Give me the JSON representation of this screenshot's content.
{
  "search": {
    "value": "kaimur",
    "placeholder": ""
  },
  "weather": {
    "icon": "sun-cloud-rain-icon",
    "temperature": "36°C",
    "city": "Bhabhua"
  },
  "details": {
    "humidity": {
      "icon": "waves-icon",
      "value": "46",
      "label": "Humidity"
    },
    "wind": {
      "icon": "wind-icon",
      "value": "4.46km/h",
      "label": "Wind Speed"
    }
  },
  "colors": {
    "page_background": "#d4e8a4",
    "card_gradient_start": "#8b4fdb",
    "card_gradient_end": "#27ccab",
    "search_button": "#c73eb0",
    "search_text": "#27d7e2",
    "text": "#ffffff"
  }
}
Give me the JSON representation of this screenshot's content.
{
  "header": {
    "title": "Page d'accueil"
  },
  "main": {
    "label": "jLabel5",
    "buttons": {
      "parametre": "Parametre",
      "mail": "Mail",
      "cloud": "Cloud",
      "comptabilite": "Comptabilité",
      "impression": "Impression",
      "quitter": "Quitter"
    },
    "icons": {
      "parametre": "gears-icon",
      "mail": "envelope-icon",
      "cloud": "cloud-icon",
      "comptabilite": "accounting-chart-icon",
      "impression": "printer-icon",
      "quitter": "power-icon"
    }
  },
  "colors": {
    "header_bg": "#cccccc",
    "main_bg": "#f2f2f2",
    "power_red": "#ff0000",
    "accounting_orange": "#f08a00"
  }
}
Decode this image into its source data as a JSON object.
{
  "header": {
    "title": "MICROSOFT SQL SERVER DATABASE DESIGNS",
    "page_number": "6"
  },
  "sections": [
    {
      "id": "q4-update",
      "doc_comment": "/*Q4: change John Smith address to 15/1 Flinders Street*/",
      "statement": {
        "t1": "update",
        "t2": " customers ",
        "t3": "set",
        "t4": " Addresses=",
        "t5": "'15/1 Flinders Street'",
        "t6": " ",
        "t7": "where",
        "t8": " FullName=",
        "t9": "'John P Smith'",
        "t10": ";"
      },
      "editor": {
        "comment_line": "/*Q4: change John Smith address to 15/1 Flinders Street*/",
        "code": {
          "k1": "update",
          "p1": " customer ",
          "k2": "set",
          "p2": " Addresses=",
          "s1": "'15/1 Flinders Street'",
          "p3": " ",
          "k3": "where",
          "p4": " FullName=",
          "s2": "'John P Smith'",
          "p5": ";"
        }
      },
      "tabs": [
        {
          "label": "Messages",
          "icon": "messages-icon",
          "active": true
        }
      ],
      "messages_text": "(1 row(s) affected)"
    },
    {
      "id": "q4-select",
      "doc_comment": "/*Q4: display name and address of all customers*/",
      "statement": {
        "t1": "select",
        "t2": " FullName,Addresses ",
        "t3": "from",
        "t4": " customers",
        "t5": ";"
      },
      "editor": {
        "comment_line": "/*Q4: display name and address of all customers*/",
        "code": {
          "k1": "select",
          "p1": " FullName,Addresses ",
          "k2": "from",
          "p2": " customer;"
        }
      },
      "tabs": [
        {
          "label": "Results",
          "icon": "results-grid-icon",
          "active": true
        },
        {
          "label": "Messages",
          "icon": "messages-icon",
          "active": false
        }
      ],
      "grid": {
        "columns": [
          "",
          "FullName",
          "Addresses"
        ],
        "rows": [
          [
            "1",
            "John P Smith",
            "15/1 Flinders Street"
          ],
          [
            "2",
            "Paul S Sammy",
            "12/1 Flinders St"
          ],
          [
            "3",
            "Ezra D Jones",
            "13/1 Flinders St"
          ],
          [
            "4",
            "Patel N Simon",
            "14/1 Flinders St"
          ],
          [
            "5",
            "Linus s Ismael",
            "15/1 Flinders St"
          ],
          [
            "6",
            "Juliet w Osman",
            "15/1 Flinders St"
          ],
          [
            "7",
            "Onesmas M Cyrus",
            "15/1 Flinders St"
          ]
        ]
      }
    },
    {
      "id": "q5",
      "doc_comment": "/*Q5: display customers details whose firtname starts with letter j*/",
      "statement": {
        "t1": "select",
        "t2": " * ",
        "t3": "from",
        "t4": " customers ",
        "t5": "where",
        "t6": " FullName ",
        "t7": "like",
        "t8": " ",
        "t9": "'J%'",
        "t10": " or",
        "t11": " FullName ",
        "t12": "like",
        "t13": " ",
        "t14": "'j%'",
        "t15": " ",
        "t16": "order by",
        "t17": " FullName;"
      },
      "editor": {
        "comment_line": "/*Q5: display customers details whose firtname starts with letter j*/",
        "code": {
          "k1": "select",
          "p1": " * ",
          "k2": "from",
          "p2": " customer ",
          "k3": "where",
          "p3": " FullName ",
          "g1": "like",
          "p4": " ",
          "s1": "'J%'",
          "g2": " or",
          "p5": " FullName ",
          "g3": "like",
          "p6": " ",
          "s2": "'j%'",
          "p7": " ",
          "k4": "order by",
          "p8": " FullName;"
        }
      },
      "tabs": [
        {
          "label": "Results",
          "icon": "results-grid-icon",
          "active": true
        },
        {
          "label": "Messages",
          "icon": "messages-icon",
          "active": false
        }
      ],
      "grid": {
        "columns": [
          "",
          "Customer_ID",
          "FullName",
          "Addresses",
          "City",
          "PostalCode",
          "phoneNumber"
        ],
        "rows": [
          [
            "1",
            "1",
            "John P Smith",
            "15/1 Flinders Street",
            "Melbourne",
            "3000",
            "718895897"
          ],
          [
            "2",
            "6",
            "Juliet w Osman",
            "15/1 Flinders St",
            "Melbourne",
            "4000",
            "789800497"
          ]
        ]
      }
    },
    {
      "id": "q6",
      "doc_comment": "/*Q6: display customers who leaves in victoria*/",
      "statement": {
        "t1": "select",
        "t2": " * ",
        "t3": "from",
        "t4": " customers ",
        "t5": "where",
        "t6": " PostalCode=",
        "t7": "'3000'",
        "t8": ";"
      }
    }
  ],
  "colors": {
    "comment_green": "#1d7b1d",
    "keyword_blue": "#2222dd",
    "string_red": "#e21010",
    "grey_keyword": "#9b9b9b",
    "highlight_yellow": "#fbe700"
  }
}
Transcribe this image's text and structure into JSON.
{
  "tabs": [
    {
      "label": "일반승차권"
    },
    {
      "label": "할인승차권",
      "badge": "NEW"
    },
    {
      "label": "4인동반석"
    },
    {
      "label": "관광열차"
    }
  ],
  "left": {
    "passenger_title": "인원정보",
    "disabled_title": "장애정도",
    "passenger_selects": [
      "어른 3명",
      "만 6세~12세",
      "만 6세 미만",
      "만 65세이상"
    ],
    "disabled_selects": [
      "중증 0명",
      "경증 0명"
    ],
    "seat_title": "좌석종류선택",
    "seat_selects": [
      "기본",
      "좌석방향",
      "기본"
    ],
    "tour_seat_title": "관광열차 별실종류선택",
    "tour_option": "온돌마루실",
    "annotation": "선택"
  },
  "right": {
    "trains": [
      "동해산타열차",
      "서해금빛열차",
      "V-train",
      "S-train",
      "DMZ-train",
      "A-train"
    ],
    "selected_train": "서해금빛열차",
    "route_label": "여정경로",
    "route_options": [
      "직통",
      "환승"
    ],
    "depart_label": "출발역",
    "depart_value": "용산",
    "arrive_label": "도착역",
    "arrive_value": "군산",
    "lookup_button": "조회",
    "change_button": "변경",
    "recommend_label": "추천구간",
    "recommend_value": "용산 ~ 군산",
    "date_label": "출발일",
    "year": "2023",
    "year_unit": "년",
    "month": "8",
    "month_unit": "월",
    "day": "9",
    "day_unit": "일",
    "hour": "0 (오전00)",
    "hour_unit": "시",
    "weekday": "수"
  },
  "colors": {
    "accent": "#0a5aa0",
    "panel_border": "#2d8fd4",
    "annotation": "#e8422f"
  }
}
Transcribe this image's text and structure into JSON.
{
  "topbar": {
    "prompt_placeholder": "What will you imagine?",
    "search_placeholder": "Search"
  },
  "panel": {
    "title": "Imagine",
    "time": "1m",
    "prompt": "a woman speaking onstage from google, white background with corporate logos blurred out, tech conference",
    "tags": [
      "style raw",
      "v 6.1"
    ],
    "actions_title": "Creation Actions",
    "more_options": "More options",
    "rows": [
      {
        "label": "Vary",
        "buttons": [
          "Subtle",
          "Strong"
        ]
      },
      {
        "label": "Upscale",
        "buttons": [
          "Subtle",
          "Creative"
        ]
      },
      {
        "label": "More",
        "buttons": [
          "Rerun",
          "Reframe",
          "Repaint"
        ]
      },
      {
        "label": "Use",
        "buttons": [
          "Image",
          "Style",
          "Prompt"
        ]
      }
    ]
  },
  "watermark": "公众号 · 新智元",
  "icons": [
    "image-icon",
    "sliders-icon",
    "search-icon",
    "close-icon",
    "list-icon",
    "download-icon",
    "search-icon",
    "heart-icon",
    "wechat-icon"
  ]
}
════
■ Stated goal ■
Go through the entries above and pull out each line with "Street" in it.

■ Reply ■
      "doc_comment": "/*Q4: change John Smith address to 15/1 Flinders Street*/",
        "t5": "'15/1 Flinders Street'",
        "comment_line": "/*Q4: change John Smith address to 15/1 Flinders Street*/",
          "s1": "'15/1 Flinders Street'",
            "15/1 Flinders Street"
            "15/1 Flinders Street",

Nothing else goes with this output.